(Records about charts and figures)
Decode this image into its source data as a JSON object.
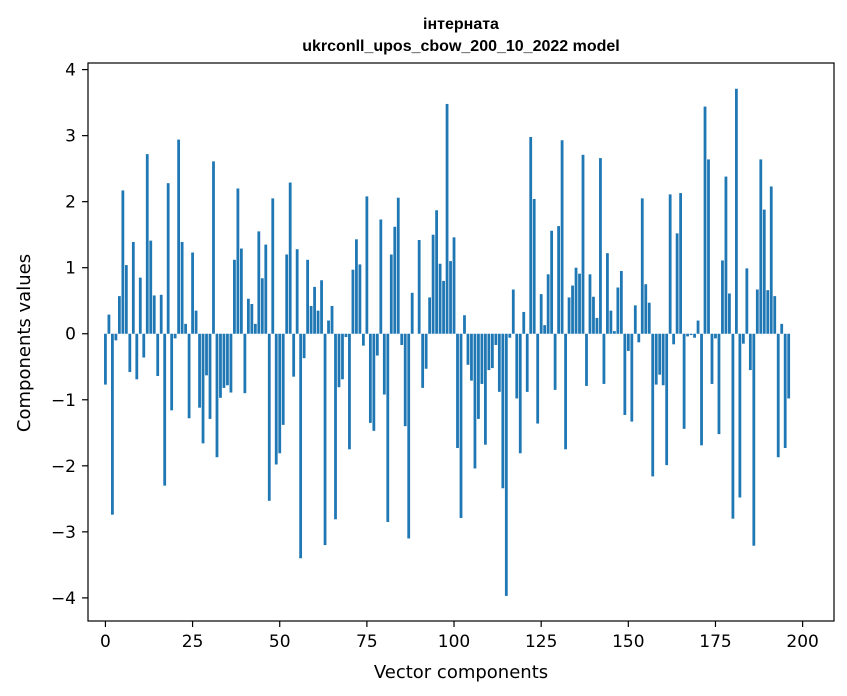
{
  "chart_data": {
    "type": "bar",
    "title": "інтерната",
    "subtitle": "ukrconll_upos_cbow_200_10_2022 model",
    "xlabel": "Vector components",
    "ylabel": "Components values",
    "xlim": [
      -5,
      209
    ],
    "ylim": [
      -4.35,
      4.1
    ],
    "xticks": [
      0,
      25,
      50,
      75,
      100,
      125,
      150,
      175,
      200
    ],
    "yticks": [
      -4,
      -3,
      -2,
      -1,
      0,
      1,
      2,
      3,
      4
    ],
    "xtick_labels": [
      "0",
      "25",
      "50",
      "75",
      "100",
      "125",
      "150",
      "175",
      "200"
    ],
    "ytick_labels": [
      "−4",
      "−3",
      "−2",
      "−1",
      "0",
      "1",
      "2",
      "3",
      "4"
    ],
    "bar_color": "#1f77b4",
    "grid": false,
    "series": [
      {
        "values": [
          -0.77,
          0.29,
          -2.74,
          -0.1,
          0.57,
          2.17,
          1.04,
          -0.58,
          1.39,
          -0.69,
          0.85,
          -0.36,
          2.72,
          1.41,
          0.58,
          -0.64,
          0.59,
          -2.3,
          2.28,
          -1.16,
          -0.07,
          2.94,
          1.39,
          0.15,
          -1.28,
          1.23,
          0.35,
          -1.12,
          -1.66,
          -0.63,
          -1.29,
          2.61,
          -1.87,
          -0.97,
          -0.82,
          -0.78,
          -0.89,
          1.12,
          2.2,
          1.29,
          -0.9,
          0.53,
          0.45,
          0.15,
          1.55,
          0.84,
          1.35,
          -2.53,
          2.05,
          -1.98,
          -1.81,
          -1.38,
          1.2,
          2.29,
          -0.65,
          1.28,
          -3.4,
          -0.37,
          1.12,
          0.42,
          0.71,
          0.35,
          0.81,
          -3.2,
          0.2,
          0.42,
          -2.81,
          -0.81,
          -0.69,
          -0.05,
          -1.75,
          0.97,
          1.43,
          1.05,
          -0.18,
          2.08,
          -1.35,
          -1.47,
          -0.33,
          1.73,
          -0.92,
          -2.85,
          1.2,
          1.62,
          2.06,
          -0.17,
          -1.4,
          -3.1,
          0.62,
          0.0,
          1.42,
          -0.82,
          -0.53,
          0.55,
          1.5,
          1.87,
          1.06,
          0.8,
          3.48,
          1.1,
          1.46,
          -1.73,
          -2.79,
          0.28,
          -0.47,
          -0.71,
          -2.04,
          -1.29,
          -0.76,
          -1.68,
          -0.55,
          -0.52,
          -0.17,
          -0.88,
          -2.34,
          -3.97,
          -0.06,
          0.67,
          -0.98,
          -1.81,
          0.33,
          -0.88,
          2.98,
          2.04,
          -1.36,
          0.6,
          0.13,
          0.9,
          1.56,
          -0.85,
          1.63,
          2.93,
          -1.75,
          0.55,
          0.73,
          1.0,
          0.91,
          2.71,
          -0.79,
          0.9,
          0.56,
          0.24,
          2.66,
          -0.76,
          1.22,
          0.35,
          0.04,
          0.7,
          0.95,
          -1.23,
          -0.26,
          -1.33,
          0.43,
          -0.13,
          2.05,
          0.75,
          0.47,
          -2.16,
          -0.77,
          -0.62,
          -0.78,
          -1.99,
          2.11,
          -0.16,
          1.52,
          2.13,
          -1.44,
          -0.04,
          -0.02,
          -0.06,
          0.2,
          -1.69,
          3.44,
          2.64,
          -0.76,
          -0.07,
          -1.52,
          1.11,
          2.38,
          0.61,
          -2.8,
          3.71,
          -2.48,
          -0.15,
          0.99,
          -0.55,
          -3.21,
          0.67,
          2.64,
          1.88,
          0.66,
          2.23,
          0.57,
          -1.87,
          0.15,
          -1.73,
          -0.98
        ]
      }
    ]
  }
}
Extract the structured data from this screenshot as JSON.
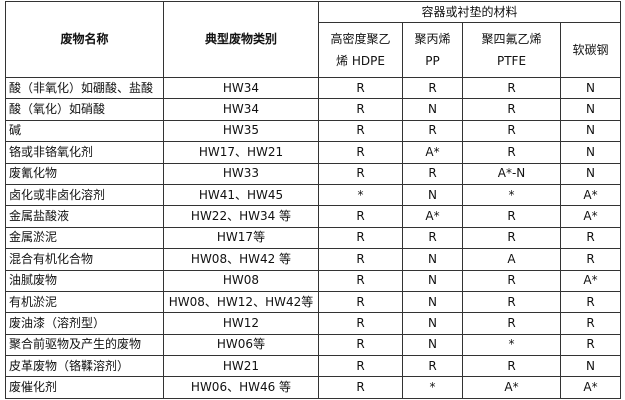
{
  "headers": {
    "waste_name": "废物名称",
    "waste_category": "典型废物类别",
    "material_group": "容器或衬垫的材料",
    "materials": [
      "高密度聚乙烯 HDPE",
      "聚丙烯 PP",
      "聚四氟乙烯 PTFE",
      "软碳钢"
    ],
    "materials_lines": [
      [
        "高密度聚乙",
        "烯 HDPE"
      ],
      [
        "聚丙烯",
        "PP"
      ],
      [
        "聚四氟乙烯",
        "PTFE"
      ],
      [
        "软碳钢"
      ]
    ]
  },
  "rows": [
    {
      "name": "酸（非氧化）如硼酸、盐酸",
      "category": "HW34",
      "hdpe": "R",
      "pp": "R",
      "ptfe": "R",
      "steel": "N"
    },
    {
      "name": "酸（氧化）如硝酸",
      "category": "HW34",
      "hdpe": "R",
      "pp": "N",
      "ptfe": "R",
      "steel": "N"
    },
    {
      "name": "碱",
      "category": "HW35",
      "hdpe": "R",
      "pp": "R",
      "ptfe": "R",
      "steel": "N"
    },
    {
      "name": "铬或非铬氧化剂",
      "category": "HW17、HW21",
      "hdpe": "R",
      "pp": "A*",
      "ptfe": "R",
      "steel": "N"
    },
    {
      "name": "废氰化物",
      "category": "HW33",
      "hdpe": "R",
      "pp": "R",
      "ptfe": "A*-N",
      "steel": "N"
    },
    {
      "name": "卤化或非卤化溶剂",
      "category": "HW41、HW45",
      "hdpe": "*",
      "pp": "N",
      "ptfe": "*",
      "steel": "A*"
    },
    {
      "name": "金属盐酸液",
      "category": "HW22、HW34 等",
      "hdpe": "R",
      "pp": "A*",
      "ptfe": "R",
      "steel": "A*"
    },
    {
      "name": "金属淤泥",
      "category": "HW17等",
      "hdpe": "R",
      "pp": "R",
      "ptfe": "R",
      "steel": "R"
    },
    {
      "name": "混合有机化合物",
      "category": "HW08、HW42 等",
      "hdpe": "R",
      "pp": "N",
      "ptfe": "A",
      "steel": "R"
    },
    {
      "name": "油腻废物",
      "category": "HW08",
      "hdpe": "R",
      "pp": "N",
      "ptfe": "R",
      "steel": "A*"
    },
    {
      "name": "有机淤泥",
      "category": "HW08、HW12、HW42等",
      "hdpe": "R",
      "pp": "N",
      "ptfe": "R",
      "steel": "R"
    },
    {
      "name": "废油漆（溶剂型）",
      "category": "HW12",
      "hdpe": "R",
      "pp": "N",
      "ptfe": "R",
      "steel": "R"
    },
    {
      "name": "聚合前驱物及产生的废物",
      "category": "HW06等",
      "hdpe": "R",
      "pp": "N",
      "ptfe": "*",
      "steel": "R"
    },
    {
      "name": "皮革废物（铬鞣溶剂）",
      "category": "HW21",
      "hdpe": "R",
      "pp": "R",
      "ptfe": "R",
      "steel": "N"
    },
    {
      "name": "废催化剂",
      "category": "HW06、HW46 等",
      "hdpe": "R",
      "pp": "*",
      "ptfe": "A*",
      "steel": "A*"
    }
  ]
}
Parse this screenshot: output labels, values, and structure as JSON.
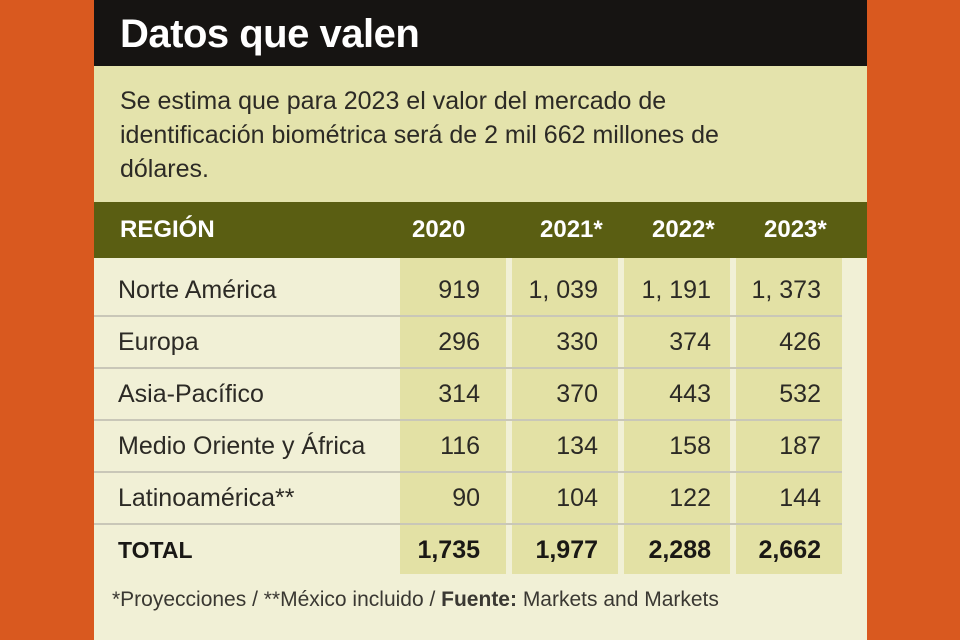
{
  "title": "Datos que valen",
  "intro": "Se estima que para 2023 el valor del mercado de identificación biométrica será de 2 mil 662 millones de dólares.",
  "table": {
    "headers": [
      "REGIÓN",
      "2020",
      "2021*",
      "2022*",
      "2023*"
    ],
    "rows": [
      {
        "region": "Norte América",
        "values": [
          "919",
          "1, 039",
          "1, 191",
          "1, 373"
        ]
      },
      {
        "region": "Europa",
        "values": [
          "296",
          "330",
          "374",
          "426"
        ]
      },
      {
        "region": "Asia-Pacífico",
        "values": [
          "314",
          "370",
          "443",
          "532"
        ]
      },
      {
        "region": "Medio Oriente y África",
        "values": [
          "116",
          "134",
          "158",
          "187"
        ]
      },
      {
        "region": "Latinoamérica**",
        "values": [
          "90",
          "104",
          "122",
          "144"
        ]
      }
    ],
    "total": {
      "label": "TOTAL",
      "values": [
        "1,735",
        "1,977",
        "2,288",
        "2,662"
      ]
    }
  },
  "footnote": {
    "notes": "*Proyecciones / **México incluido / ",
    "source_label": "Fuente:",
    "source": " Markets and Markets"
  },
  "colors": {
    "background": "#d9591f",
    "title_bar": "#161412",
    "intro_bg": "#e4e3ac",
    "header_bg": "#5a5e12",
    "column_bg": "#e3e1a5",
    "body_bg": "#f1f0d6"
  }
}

Objective> Gather each line of the listing that holds the string "region".

Final result>
        "region": "Norte América",
        "region": "Europa",
        "region": "Asia-Pacífico",
        "region": "Medio Oriente y África",
        "region": "Latinoamérica**",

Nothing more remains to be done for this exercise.